STATED EXERCISE: Which lines of the records contain "shalt"? Collect every one of them.

TASK INPUT:
======
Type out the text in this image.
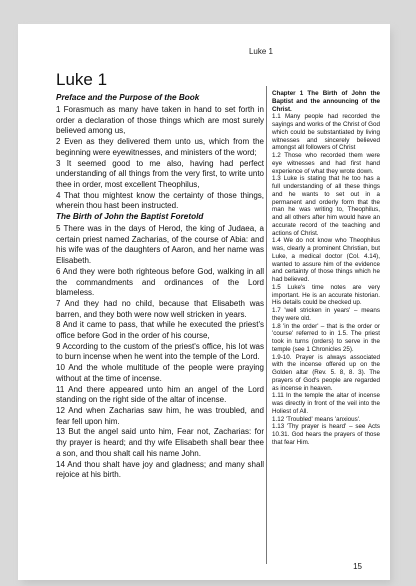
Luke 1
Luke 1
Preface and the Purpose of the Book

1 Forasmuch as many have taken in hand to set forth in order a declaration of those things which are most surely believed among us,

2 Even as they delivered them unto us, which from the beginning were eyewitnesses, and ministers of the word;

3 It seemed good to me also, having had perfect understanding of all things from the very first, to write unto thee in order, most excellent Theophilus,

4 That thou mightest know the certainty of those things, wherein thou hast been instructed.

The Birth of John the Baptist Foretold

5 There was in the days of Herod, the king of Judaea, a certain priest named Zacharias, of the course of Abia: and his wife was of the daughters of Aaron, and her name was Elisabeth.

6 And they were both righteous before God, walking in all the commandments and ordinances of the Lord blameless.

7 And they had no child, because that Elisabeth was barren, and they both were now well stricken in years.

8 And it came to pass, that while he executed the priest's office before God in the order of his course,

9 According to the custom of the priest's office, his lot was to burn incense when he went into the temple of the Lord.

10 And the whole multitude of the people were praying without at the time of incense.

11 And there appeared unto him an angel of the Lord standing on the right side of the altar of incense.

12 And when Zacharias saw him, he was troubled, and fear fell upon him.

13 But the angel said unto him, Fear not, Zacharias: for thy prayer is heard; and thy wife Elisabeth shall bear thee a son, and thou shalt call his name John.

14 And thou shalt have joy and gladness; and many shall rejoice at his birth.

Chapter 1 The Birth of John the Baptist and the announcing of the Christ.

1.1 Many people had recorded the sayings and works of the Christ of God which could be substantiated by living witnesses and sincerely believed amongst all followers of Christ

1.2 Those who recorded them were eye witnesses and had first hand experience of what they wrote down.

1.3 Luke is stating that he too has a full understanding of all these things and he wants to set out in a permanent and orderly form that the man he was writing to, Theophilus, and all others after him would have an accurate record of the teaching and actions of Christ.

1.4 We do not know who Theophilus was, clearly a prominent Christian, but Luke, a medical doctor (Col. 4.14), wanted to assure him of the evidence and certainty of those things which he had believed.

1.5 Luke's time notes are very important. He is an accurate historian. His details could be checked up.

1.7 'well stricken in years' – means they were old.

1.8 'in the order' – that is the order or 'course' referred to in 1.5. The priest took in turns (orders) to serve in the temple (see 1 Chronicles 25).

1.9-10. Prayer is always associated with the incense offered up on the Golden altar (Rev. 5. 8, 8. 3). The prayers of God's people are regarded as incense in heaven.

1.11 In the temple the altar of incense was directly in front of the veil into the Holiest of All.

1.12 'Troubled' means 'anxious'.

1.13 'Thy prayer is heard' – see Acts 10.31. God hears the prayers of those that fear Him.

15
======
SOLUTION FOR THIS PROBLEM:
13 But the angel said unto him, Fear not, Zacharias: for thy prayer is heard; and thy wife Elisabeth shall bear thee a son, and thou shalt call his name John.
14 And thou shalt have joy and gladness; and many shall rejoice at his birth.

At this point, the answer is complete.